TASK BRIEF: Drop every picture and copy exactly the lines from the one with "Read this page and output its text content." through the last line of the listing below.

Stored entries:
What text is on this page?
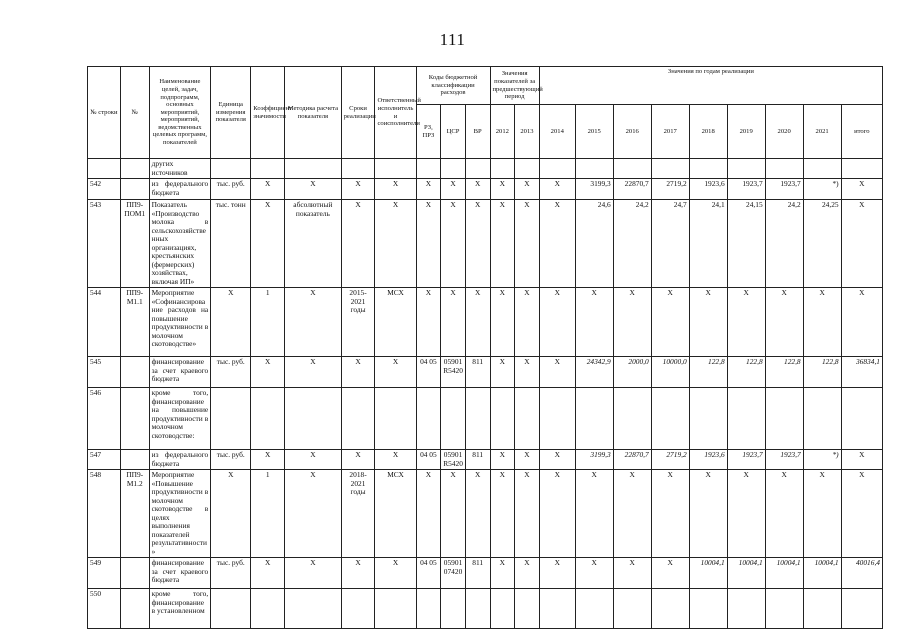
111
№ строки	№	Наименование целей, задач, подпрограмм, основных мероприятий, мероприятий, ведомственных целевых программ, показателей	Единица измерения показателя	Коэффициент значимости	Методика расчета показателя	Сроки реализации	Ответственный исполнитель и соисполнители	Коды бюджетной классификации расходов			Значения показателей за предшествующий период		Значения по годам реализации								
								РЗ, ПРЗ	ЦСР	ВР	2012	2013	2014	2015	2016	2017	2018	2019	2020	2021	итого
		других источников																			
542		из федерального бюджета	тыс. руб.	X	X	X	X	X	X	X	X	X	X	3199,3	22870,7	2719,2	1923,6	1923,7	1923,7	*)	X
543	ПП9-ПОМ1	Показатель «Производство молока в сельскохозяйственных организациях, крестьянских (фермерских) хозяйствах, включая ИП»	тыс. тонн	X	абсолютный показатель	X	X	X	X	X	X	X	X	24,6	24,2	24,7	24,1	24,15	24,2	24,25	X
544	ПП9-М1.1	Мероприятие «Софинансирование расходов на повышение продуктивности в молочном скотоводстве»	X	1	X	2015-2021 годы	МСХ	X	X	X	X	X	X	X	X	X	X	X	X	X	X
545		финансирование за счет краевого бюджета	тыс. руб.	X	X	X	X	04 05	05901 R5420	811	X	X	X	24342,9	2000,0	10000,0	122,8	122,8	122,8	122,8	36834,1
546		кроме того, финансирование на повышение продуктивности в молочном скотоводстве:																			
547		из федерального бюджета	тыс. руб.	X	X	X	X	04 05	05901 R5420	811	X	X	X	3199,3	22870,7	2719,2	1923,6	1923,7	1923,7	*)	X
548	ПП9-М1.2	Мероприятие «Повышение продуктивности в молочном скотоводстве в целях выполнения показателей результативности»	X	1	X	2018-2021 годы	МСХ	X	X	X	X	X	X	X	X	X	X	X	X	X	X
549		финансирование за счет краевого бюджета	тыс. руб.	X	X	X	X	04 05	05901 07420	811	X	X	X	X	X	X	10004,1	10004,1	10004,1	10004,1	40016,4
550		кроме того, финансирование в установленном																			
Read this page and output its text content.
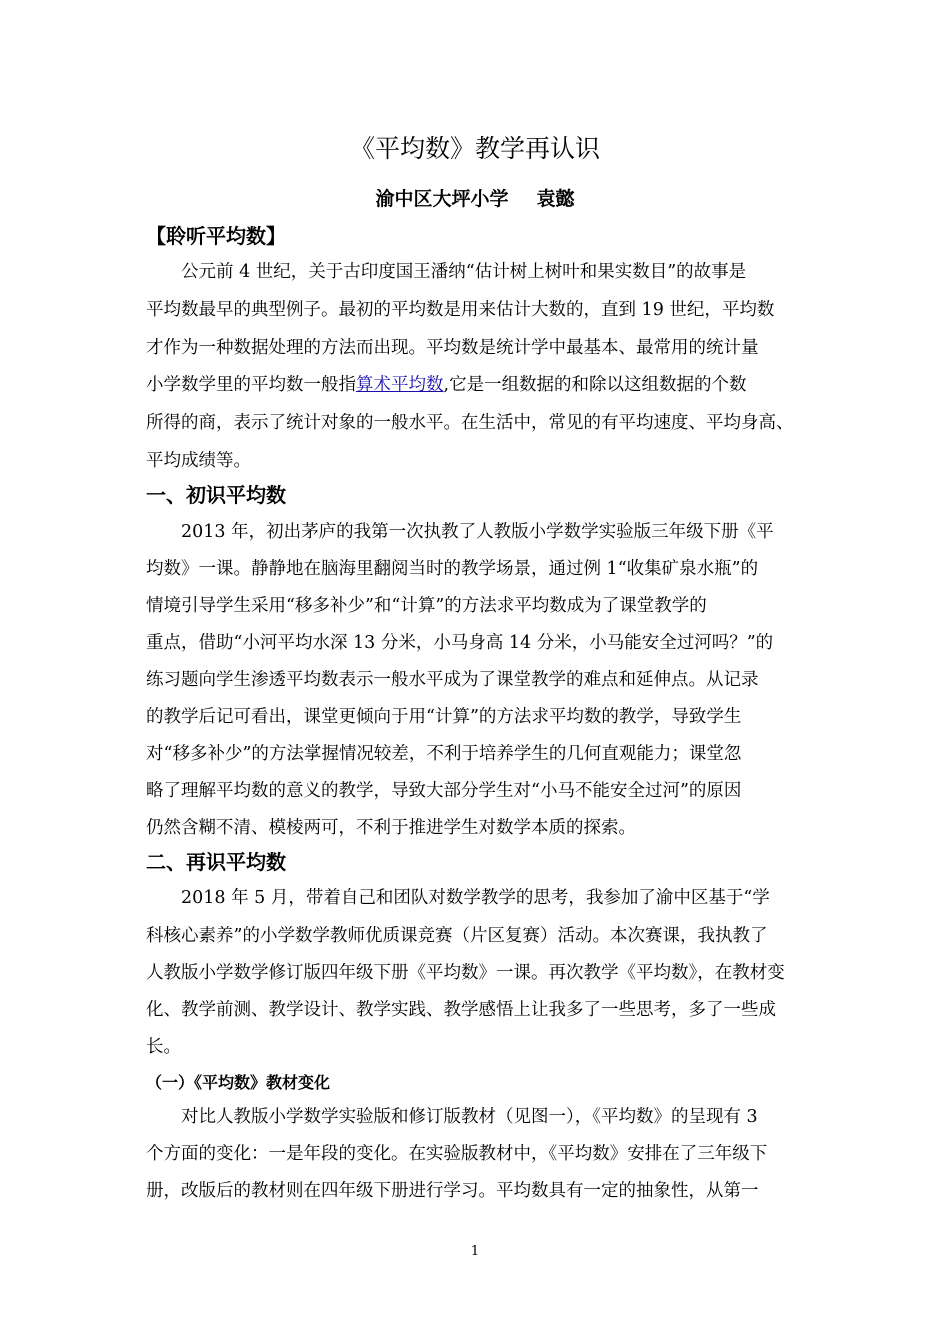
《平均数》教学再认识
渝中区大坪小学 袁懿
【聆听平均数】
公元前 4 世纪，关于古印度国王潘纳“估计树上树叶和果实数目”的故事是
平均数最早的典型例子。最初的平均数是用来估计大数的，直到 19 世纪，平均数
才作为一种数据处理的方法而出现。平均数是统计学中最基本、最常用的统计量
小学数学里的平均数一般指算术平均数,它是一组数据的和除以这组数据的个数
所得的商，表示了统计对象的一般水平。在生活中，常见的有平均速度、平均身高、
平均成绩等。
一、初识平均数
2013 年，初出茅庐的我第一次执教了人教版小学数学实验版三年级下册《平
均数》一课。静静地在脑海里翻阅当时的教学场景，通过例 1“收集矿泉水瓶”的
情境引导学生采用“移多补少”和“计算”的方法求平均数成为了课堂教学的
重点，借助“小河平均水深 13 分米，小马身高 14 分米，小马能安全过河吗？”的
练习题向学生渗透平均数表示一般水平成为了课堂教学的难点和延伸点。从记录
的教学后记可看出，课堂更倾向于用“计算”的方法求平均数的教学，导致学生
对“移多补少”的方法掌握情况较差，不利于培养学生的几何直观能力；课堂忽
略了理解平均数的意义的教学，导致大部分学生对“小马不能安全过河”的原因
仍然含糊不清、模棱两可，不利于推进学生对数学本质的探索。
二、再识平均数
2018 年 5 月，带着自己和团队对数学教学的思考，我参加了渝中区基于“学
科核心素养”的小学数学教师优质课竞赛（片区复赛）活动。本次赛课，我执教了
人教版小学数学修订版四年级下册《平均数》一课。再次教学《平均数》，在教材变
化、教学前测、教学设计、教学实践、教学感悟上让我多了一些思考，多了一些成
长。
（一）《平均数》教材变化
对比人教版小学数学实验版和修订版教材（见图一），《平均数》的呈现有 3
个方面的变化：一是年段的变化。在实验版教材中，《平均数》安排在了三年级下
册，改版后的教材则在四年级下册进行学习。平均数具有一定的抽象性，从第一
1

SOLUTION:
Read this page and output its text content.
《平均数》教学再认识
渝中区大坪小学 袁懿
【聆听平均数】
公元前 4 世纪，关于古印度国王潘纳“估计树上树叶和果实数目”的故事是
平均数最早的典型例子。最初的平均数是用来估计大数的，直到 19 世纪，平均数
才作为一种数据处理的方法而出现。平均数是统计学中最基本、最常用的统计量
小学数学里的平均数一般指算术平均数,它是一组数据的和除以这组数据的个数
所得的商，表示了统计对象的一般水平。在生活中，常见的有平均速度、平均身高、
平均成绩等。
一、初识平均数
2013 年，初出茅庐的我第一次执教了人教版小学数学实验版三年级下册《平
均数》一课。静静地在脑海里翻阅当时的教学场景，通过例 1“收集矿泉水瓶”的
情境引导学生采用“移多补少”和“计算”的方法求平均数成为了课堂教学的
重点，借助“小河平均水深 13 分米，小马身高 14 分米，小马能安全过河吗？”的
练习题向学生渗透平均数表示一般水平成为了课堂教学的难点和延伸点。从记录
的教学后记可看出，课堂更倾向于用“计算”的方法求平均数的教学，导致学生
对“移多补少”的方法掌握情况较差，不利于培养学生的几何直观能力；课堂忽
略了理解平均数的意义的教学，导致大部分学生对“小马不能安全过河”的原因
仍然含糊不清、模棱两可，不利于推进学生对数学本质的探索。
二、再识平均数
2018 年 5 月，带着自己和团队对数学教学的思考，我参加了渝中区基于“学
科核心素养”的小学数学教师优质课竞赛（片区复赛）活动。本次赛课，我执教了
人教版小学数学修订版四年级下册《平均数》一课。再次教学《平均数》，在教材变
化、教学前测、教学设计、教学实践、教学感悟上让我多了一些思考，多了一些成
长。
（一）《平均数》教材变化
对比人教版小学数学实验版和修订版教材（见图一），《平均数》的呈现有 3
个方面的变化：一是年段的变化。在实验版教材中，《平均数》安排在了三年级下
册，改版后的教材则在四年级下册进行学习。平均数具有一定的抽象性，从第一
1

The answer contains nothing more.